# TASK:
Reply with only the number of lines that contain the string "JSON".

# Rows from a dataset:
------------------------------------

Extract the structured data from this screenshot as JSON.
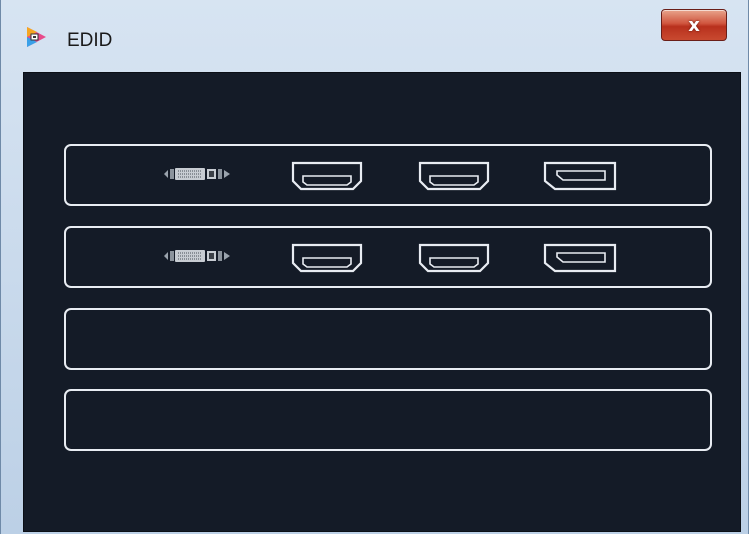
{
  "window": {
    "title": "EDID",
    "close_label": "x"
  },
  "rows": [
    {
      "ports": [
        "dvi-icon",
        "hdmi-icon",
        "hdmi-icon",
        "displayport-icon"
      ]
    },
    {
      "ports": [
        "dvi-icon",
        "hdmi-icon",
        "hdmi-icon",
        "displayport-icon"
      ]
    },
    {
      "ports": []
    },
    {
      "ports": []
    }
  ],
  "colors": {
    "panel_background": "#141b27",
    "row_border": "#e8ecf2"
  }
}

------------------------------------

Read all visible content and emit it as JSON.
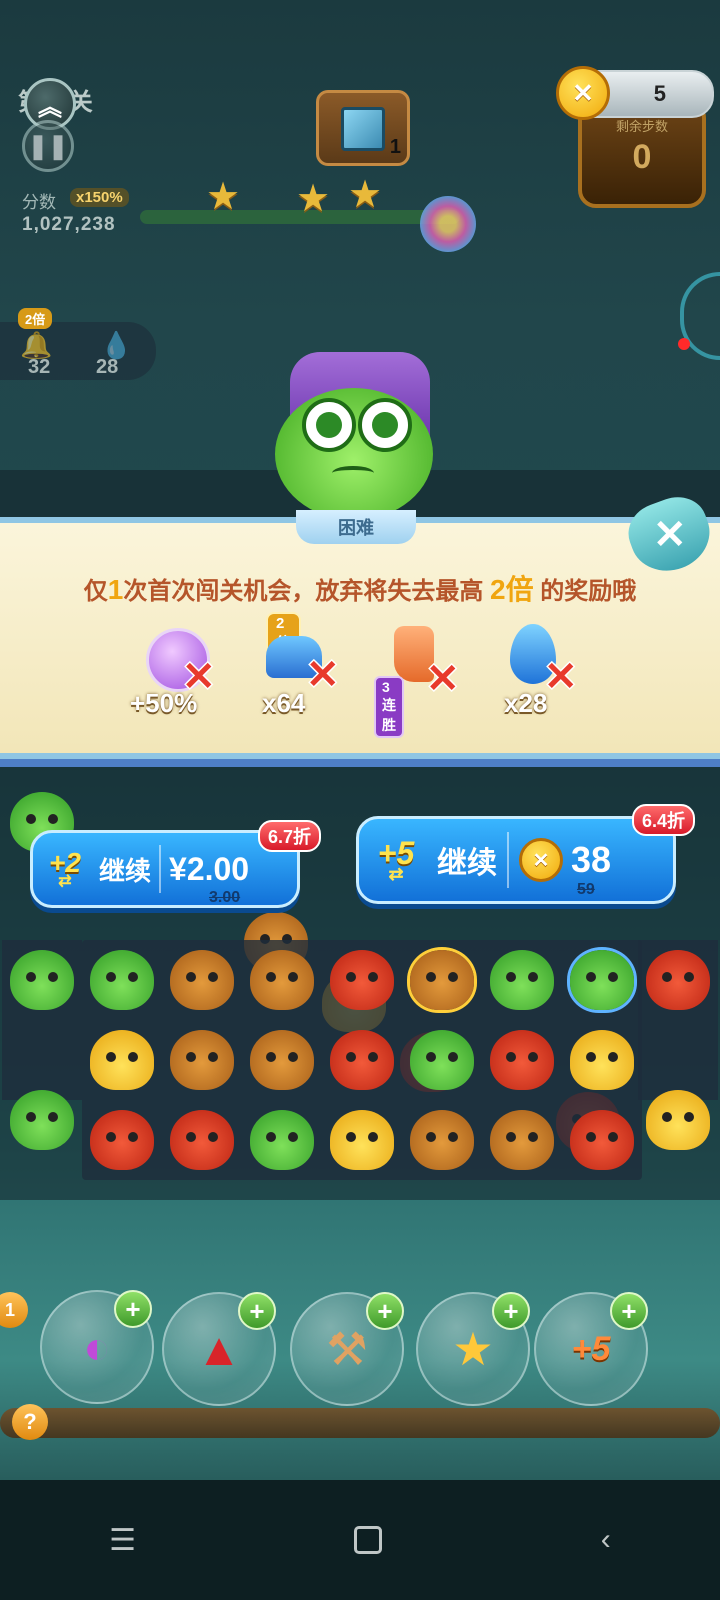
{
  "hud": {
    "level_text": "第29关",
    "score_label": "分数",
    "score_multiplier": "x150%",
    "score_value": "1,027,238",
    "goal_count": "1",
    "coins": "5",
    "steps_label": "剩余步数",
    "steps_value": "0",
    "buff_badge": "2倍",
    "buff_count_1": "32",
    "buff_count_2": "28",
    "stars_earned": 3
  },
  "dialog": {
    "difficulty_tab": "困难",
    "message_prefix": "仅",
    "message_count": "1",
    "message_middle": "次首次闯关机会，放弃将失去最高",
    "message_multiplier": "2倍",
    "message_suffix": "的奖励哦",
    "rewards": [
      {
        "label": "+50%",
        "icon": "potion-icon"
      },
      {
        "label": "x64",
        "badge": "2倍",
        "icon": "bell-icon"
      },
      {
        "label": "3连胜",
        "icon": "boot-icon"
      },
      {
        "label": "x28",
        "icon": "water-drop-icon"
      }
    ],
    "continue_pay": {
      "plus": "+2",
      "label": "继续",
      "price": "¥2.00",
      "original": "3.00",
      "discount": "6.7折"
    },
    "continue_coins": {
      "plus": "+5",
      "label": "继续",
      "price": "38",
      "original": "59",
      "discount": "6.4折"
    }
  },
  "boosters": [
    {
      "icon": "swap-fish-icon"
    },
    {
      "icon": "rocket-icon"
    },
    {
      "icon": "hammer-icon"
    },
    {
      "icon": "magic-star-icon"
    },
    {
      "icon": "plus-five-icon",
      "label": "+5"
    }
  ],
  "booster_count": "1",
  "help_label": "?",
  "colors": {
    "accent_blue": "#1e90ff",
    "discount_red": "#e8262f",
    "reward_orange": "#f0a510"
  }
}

------------------------------------

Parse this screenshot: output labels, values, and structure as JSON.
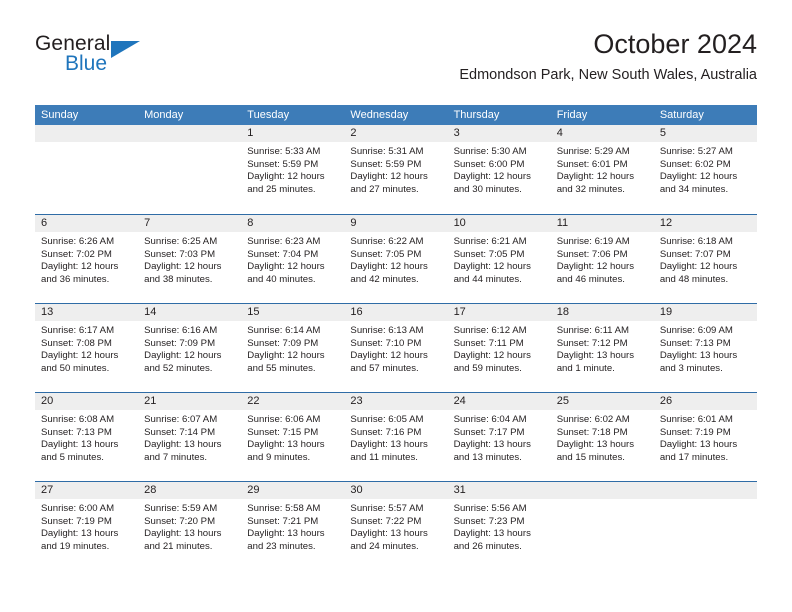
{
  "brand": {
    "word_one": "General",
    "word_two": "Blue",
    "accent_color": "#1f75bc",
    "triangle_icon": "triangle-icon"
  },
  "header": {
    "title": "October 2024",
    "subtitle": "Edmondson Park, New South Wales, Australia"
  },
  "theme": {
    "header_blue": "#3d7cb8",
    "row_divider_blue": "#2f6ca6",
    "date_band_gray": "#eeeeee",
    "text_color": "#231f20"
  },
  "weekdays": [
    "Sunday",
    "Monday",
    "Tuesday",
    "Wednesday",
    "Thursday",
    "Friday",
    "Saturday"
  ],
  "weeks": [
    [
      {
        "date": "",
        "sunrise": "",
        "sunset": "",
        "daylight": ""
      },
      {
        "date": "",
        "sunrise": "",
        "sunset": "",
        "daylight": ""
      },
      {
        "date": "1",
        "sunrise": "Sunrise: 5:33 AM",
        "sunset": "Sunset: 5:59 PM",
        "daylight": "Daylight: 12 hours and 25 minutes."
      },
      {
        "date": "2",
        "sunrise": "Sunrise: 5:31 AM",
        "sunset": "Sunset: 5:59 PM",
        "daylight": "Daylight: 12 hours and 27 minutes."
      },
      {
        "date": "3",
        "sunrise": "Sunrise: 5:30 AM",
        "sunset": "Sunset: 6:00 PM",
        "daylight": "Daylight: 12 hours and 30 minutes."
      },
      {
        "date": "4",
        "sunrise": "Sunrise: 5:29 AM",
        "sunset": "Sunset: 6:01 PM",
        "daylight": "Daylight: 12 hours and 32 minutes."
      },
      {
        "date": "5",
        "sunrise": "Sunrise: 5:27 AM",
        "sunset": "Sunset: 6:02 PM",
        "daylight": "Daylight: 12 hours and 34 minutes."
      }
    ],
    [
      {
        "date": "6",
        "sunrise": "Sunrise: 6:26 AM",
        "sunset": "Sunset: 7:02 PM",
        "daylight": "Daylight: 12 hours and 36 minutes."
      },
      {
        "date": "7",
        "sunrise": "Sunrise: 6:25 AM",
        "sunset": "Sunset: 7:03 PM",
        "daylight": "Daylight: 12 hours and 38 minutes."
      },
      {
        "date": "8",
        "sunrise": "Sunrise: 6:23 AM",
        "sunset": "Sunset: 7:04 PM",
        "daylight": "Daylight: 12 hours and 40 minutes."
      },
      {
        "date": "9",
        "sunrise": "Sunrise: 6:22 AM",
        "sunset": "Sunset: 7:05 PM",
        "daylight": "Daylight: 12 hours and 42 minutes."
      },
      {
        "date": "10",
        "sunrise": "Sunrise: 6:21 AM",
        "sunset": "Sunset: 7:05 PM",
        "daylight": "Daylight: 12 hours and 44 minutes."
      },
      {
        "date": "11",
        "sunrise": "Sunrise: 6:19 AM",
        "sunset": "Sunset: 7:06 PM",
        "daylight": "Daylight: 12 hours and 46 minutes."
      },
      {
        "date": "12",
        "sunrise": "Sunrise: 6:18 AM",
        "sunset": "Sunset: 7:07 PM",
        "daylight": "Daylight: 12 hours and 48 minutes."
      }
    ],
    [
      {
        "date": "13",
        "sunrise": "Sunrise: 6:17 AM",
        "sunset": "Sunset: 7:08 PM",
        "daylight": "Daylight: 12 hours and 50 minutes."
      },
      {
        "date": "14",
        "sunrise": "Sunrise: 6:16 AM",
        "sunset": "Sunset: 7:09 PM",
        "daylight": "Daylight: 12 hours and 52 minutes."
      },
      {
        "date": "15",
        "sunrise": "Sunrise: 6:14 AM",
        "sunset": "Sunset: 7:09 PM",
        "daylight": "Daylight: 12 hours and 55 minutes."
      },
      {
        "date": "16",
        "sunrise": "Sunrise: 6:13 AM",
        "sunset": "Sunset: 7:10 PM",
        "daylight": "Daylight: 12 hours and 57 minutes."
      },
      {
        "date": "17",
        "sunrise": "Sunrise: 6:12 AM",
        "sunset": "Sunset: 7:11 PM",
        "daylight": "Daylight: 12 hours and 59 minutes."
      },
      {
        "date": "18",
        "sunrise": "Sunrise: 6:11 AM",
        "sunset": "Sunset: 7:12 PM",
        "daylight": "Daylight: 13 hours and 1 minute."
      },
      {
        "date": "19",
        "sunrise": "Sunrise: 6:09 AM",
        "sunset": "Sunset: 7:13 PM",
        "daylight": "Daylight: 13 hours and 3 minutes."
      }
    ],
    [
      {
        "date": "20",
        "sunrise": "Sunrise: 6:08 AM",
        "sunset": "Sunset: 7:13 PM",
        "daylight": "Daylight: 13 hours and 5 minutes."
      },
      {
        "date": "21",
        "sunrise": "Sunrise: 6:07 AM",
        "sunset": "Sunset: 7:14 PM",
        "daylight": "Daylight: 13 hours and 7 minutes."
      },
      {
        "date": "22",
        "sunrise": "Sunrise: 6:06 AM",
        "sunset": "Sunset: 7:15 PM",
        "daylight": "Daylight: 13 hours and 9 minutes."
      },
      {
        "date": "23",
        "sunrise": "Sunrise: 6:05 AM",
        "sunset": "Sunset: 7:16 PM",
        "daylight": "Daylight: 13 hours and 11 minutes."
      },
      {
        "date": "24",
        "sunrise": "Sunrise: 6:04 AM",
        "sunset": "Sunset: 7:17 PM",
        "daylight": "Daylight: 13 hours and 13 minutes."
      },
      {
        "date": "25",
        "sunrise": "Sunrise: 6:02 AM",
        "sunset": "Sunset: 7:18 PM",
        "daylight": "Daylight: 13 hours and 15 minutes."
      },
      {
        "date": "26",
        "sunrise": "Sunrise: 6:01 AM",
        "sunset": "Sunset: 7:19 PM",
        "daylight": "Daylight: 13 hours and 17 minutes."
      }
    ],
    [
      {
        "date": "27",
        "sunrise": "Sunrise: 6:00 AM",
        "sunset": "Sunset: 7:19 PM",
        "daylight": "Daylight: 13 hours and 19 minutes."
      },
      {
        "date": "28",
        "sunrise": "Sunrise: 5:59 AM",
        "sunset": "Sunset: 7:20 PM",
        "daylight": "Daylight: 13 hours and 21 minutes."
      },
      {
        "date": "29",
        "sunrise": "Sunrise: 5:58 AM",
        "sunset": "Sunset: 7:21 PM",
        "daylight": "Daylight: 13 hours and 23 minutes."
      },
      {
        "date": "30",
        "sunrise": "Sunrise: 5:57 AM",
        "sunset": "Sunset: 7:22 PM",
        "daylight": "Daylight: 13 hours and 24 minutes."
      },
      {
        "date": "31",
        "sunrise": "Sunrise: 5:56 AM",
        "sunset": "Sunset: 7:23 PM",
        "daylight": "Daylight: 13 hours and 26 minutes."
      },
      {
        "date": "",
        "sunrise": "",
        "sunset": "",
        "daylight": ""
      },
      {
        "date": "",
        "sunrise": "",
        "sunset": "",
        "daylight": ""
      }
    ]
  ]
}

------------------------------------

# RESULT FOR THIS EXERCISE:
3